begin

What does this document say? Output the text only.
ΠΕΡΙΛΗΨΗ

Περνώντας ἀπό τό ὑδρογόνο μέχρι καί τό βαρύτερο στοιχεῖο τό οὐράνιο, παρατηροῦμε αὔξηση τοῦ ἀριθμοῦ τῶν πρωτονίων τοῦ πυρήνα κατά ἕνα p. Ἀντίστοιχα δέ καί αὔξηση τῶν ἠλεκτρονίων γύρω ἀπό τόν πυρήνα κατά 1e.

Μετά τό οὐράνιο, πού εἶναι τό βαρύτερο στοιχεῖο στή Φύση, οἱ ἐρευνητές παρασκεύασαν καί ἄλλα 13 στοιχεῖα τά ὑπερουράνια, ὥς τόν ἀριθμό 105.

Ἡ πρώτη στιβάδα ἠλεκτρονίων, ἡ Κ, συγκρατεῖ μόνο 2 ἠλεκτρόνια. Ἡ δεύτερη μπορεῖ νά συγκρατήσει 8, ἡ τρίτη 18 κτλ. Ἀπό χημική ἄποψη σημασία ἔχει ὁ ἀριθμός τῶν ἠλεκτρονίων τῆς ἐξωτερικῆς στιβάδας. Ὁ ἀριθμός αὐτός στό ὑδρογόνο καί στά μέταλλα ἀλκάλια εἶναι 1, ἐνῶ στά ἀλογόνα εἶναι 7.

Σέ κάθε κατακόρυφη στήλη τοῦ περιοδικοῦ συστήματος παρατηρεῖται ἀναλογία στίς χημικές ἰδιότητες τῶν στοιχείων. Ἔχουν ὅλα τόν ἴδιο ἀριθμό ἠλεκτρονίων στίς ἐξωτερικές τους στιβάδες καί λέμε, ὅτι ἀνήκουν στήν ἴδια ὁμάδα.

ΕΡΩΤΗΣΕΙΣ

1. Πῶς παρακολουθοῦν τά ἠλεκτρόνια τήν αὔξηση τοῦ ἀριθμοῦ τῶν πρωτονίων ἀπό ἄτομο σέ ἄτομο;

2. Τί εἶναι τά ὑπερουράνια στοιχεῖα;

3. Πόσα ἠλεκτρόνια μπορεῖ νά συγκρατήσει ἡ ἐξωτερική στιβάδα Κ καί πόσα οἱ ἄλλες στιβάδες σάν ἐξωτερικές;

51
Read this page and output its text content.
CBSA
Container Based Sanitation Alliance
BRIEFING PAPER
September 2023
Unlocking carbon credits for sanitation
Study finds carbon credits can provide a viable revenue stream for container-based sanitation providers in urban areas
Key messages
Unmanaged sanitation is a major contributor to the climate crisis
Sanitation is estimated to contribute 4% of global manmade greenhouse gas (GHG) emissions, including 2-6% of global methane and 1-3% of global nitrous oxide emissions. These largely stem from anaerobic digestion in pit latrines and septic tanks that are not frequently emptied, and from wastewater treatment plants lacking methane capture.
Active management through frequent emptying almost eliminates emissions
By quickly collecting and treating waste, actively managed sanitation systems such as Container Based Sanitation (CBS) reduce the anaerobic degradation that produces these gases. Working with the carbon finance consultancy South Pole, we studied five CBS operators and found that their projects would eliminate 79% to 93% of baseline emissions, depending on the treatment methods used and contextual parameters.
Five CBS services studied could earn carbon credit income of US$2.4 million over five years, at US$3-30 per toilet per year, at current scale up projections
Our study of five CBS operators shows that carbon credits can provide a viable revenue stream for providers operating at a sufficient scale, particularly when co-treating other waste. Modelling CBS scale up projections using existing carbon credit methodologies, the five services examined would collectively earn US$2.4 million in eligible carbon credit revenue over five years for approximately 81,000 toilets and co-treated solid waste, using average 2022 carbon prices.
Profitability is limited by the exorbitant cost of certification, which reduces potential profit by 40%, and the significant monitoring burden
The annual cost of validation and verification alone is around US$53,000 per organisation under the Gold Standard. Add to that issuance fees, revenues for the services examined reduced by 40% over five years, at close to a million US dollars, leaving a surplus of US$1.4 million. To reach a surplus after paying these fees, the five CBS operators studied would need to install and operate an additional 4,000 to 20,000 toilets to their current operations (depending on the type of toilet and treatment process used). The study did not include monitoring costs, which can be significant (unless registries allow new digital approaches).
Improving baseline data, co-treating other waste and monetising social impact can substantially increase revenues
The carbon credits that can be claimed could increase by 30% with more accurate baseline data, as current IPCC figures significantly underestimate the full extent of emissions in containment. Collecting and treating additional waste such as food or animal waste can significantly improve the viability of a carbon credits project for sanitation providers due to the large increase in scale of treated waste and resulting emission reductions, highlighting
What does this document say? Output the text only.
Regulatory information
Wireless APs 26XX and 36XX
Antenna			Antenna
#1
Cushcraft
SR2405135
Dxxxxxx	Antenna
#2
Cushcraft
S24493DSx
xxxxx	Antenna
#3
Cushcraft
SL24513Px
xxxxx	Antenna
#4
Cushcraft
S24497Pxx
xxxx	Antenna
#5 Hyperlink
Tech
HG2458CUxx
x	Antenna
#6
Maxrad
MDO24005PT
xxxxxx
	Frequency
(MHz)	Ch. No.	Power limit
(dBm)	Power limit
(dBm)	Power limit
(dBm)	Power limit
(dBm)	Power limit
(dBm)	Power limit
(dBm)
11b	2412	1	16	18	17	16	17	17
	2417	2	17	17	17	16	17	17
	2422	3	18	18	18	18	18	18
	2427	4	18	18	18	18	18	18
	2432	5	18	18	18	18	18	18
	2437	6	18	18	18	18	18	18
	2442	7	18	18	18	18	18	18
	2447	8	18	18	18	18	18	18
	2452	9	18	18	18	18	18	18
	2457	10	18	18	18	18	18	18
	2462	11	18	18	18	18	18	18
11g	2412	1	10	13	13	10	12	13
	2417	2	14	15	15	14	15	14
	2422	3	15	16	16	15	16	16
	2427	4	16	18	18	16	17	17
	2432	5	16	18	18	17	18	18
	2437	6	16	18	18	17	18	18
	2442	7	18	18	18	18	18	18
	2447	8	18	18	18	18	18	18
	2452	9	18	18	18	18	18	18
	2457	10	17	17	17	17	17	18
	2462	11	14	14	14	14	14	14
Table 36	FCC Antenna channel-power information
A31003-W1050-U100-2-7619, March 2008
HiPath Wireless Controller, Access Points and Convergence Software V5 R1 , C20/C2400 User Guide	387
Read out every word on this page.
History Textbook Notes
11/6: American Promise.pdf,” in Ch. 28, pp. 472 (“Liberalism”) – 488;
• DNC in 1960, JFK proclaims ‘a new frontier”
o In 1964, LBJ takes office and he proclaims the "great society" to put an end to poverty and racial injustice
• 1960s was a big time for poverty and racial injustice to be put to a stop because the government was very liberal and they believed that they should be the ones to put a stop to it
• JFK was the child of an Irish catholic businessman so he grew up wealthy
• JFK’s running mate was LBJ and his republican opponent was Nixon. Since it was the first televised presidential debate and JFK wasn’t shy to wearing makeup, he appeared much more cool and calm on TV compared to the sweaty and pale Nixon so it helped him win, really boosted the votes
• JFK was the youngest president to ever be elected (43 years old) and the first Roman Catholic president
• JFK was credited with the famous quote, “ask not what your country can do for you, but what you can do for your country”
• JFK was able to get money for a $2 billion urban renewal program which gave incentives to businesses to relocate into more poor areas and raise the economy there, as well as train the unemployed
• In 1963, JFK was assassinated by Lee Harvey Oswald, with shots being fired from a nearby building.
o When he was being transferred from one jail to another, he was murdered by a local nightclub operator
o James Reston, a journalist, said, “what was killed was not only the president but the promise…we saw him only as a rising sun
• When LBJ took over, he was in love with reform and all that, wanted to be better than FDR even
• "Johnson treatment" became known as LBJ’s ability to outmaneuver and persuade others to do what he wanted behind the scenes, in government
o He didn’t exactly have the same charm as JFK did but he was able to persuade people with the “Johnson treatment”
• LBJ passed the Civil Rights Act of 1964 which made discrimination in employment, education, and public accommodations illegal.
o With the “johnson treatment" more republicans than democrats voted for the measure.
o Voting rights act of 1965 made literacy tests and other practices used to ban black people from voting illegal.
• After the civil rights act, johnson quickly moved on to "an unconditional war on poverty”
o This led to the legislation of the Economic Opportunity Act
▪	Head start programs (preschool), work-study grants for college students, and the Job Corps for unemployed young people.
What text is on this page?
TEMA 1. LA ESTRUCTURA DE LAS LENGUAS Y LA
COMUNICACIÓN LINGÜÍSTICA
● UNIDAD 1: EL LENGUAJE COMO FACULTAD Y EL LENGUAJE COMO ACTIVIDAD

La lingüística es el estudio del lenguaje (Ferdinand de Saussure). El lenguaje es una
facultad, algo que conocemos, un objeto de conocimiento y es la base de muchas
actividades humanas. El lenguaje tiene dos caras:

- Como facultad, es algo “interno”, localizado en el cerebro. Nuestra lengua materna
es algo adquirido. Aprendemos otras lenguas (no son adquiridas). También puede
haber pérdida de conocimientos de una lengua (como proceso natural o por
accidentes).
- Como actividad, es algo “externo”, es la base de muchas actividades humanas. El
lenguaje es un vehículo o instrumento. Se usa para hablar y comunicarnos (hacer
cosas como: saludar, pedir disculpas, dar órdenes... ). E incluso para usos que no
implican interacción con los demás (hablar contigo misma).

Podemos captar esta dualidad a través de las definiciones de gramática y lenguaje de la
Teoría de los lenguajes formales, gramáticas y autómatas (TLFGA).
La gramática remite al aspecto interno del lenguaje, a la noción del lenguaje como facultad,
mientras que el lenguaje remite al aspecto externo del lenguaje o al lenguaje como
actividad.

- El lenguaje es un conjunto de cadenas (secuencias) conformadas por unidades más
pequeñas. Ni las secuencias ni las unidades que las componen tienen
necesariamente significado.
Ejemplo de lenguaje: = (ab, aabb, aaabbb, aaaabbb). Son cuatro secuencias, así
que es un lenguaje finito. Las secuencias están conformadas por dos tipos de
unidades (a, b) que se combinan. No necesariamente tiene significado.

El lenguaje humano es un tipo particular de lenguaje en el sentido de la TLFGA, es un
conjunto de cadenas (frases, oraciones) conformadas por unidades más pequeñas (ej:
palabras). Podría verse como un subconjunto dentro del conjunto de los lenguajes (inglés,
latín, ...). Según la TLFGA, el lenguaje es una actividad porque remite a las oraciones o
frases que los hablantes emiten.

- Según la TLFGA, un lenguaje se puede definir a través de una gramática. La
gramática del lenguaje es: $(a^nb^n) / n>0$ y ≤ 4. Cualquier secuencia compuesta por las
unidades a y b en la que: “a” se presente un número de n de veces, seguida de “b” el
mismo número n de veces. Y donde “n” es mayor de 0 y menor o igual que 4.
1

end

*Task statement*: How many lines of the entries above hold the string "treated"? Reply with the number alone.

*Answer to this problem*: 2